## SET EXERCISE
Every record below is to be retyped exactly.

■ ■ ■ ■ ■

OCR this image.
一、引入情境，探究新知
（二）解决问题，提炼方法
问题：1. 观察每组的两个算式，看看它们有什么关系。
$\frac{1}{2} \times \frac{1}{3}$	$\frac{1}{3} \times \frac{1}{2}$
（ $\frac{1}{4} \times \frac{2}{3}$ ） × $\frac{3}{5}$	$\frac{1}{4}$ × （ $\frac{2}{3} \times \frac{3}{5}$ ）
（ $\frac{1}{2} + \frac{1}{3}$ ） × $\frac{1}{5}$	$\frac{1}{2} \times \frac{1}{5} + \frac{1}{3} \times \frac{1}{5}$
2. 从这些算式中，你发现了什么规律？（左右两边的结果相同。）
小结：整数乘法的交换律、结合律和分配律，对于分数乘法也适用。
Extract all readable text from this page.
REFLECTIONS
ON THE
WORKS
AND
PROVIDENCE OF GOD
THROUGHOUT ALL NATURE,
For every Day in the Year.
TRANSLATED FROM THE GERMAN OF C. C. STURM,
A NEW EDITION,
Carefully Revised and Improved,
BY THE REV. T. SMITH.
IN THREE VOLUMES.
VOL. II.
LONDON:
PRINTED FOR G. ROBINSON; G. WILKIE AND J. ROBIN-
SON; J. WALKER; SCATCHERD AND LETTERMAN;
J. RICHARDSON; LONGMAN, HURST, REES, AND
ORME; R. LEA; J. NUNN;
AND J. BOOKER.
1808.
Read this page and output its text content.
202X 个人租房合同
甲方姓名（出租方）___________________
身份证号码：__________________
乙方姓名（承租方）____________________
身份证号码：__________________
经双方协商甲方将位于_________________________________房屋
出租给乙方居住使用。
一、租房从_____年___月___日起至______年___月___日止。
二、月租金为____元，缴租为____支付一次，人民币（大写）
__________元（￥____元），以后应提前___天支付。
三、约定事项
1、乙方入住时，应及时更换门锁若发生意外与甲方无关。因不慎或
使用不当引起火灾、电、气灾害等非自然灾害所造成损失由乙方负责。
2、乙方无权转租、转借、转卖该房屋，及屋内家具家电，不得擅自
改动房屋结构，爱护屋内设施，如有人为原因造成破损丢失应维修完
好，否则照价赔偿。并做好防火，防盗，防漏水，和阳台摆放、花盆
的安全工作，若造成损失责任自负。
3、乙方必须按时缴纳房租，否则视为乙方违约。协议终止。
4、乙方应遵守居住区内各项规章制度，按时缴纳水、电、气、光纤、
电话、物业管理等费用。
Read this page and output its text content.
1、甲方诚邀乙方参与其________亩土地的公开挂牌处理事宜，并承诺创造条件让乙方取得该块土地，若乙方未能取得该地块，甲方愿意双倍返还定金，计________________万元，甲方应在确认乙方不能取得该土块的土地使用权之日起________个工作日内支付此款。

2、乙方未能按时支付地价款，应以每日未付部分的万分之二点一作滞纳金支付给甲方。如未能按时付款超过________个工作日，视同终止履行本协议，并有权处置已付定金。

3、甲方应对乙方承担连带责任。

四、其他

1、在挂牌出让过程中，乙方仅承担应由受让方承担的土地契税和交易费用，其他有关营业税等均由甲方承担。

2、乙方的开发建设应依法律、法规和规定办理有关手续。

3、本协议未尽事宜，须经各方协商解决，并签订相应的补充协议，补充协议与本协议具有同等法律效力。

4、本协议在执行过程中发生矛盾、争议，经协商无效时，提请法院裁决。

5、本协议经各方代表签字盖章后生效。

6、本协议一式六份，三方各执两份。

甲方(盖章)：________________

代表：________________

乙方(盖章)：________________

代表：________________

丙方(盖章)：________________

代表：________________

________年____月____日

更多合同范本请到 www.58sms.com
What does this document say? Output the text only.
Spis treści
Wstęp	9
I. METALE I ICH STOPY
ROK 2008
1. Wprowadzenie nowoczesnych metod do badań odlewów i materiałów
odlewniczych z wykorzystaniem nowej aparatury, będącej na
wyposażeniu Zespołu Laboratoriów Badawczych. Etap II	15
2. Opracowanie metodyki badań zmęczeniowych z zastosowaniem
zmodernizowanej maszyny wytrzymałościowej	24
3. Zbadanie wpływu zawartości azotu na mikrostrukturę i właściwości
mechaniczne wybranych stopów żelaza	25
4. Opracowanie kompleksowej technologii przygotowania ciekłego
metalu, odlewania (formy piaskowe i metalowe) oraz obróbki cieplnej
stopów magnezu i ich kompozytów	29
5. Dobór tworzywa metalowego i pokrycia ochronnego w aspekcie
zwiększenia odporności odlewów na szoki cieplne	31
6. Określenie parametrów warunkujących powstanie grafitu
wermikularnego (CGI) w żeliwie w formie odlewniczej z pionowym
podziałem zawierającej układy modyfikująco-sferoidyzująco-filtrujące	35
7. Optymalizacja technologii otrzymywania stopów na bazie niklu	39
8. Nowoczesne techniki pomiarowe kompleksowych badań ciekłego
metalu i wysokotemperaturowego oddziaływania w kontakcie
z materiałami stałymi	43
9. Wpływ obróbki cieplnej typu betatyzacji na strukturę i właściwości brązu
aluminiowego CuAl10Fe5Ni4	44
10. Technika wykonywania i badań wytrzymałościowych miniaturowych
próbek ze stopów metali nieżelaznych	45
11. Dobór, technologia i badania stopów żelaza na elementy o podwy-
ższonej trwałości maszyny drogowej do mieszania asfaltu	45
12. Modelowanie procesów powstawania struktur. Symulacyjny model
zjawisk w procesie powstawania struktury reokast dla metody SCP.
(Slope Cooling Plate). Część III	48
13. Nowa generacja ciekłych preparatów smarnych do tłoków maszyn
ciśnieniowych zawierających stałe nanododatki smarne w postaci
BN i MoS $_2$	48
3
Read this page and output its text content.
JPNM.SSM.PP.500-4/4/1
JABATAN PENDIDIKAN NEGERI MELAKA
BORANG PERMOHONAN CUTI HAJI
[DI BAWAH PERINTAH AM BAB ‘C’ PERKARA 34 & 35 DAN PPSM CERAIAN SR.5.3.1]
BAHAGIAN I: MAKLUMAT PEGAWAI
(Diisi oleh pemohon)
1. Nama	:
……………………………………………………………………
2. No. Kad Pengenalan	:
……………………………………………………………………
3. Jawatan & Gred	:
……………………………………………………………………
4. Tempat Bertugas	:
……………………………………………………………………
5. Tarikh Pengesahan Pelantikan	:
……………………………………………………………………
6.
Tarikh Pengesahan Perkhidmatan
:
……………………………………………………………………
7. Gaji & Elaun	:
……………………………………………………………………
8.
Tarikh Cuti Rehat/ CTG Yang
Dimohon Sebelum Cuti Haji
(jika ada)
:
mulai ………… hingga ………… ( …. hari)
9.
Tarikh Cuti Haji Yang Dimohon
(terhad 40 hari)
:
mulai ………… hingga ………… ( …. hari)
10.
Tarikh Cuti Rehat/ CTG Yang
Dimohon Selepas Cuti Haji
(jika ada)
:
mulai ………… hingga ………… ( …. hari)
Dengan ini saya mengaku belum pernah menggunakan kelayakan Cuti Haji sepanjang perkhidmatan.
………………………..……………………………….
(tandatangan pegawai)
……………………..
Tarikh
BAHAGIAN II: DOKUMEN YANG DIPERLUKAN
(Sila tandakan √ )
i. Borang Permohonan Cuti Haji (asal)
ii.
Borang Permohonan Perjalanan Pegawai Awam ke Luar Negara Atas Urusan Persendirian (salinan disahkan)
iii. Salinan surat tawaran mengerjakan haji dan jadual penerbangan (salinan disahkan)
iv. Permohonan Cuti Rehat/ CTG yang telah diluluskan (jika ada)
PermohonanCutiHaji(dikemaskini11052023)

■ ■ ■ ■ ■

## RESPONSE TO THE TASK
OCR this image.
一、引入情境，探究新知
（二）解决问题，提炼方法
问题：1. 观察每组的两个算式，看看它们有什么关系。
$\frac{1}{2} \times \frac{1}{3}$	$\frac{1}{3} \times \frac{1}{2}$
（ $\frac{1}{4} \times \frac{2}{3}$ ） × $\frac{3}{5}$	$\frac{1}{4}$ × （ $\frac{2}{3} \times \frac{3}{5}$ ）
（ $\frac{1}{2} + \frac{1}{3}$ ） × $\frac{1}{5}$	$\frac{1}{2} \times \frac{1}{5} + \frac{1}{3} \times \frac{1}{5}$
2. 从这些算式中，你发现了什么规律？（左右两边的结果相同。）
小结：整数乘法的交换律、结合律和分配律，对于分数乘法也适用。
Extract all readable text from this page.
REFLECTIONS
ON THE
WORKS
AND
PROVIDENCE OF GOD
THROUGHOUT ALL NATURE,
For every Day in the Year.
TRANSLATED FROM THE GERMAN OF C. C. STURM,
A NEW EDITION,
Carefully Revised and Improved,
BY THE REV. T. SMITH.
IN THREE VOLUMES.
VOL. II.
LONDON:
PRINTED FOR G. ROBINSON; G. WILKIE AND J. ROBIN-
SON; J. WALKER; SCATCHERD AND LETTERMAN;
J. RICHARDSON; LONGMAN, HURST, REES, AND
ORME; R. LEA; J. NUNN;
AND J. BOOKER.
1808.
Read this page and output its text content.
202X 个人租房合同
甲方姓名（出租方）___________________
身份证号码：__________________
乙方姓名（承租方）____________________
身份证号码：__________________
经双方协商甲方将位于_________________________________房屋
出租给乙方居住使用。
一、租房从_____年___月___日起至______年___月___日止。
二、月租金为____元，缴租为____支付一次，人民币（大写）
__________元（￥____元），以后应提前___天支付。
三、约定事项
1、乙方入住时，应及时更换门锁若发生意外与甲方无关。因不慎或
使用不当引起火灾、电、气灾害等非自然灾害所造成损失由乙方负责。
2、乙方无权转租、转借、转卖该房屋，及屋内家具家电，不得擅自
改动房屋结构，爱护屋内设施，如有人为原因造成破损丢失应维修完
好，否则照价赔偿。并做好防火，防盗，防漏水，和阳台摆放、花盆
的安全工作，若造成损失责任自负。
3、乙方必须按时缴纳房租，否则视为乙方违约。协议终止。
4、乙方应遵守居住区内各项规章制度，按时缴纳水、电、气、光纤、
电话、物业管理等费用。
Read this page and output its text content.
1、甲方诚邀乙方参与其________亩土地的公开挂牌处理事宜，并承诺创造条件让乙方取得该块土地，若乙方未能取得该地块，甲方愿意双倍返还定金，计________________万元，甲方应在确认乙方不能取得该土块的土地使用权之日起________个工作日内支付此款。

2、乙方未能按时支付地价款，应以每日未付部分的万分之二点一作滞纳金支付给甲方。如未能按时付款超过________个工作日，视同终止履行本协议，并有权处置已付定金。

3、甲方应对乙方承担连带责任。

四、其他

1、在挂牌出让过程中，乙方仅承担应由受让方承担的土地契税和交易费用，其他有关营业税等均由甲方承担。

2、乙方的开发建设应依法律、法规和规定办理有关手续。

3、本协议未尽事宜，须经各方协商解决，并签订相应的补充协议，补充协议与本协议具有同等法律效力。

4、本协议在执行过程中发生矛盾、争议，经协商无效时，提请法院裁决。

5、本协议经各方代表签字盖章后生效。

6、本协议一式六份，三方各执两份。

甲方(盖章)：________________

代表：________________

乙方(盖章)：________________

代表：________________

丙方(盖章)：________________

代表：________________

________年____月____日

更多合同范本请到 www.58sms.com
What does this document say? Output the text only.
Spis treści
Wstęp	9
I. METALE I ICH STOPY
ROK 2008
1. Wprowadzenie nowoczesnych metod do badań odlewów i materiałów
odlewniczych z wykorzystaniem nowej aparatury, będącej na
wyposażeniu Zespołu Laboratoriów Badawczych. Etap II	15
2. Opracowanie metodyki badań zmęczeniowych z zastosowaniem
zmodernizowanej maszyny wytrzymałościowej	24
3. Zbadanie wpływu zawartości azotu na mikrostrukturę i właściwości
mechaniczne wybranych stopów żelaza	25
4. Opracowanie kompleksowej technologii przygotowania ciekłego
metalu, odlewania (formy piaskowe i metalowe) oraz obróbki cieplnej
stopów magnezu i ich kompozytów	29
5. Dobór tworzywa metalowego i pokrycia ochronnego w aspekcie
zwiększenia odporności odlewów na szoki cieplne	31
6. Określenie parametrów warunkujących powstanie grafitu
wermikularnego (CGI) w żeliwie w formie odlewniczej z pionowym
podziałem zawierającej układy modyfikująco-sferoidyzująco-filtrujące	35
7. Optymalizacja technologii otrzymywania stopów na bazie niklu	39
8. Nowoczesne techniki pomiarowe kompleksowych badań ciekłego
metalu i wysokotemperaturowego oddziaływania w kontakcie
z materiałami stałymi	43
9. Wpływ obróbki cieplnej typu betatyzacji na strukturę i właściwości brązu
aluminiowego CuAl10Fe5Ni4	44
10. Technika wykonywania i badań wytrzymałościowych miniaturowych
próbek ze stopów metali nieżelaznych	45
11. Dobór, technologia i badania stopów żelaza na elementy o podwy-
ższonej trwałości maszyny drogowej do mieszania asfaltu	45
12. Modelowanie procesów powstawania struktur. Symulacyjny model
zjawisk w procesie powstawania struktury reokast dla metody SCP.
(Slope Cooling Plate). Część III	48
13. Nowa generacja ciekłych preparatów smarnych do tłoków maszyn
ciśnieniowych zawierających stałe nanododatki smarne w postaci
BN i MoS $_2$	48
3
Read this page and output its text content.
JPNM.SSM.PP.500-4/4/1
JABATAN PENDIDIKAN NEGERI MELAKA
BORANG PERMOHONAN CUTI HAJI
[DI BAWAH PERINTAH AM BAB ‘C’ PERKARA 34 & 35 DAN PPSM CERAIAN SR.5.3.1]
BAHAGIAN I: MAKLUMAT PEGAWAI
(Diisi oleh pemohon)
1. Nama	:
……………………………………………………………………
2. No. Kad Pengenalan	:
……………………………………………………………………
3. Jawatan & Gred	:
……………………………………………………………………
4. Tempat Bertugas	:
……………………………………………………………………
5. Tarikh Pengesahan Pelantikan	:
……………………………………………………………………
6.
Tarikh Pengesahan Perkhidmatan
:
……………………………………………………………………
7. Gaji & Elaun	:
……………………………………………………………………
8.
Tarikh Cuti Rehat/ CTG Yang
Dimohon Sebelum Cuti Haji
(jika ada)
:
mulai ………… hingga ………… ( …. hari)
9.
Tarikh Cuti Haji Yang Dimohon
(terhad 40 hari)
:
mulai ………… hingga ………… ( …. hari)
10.
Tarikh Cuti Rehat/ CTG Yang
Dimohon Selepas Cuti Haji
(jika ada)
:
mulai ………… hingga ………… ( …. hari)
Dengan ini saya mengaku belum pernah menggunakan kelayakan Cuti Haji sepanjang perkhidmatan.
………………………..……………………………….
(tandatangan pegawai)
……………………..
Tarikh
BAHAGIAN II: DOKUMEN YANG DIPERLUKAN
(Sila tandakan √ )
i. Borang Permohonan Cuti Haji (asal)
ii.
Borang Permohonan Perjalanan Pegawai Awam ke Luar Negara Atas Urusan Persendirian (salinan disahkan)
iii. Salinan surat tawaran mengerjakan haji dan jadual penerbangan (salinan disahkan)
iv. Permohonan Cuti Rehat/ CTG yang telah diluluskan (jika ada)
PermohonanCutiHaji(dikemaskini11052023)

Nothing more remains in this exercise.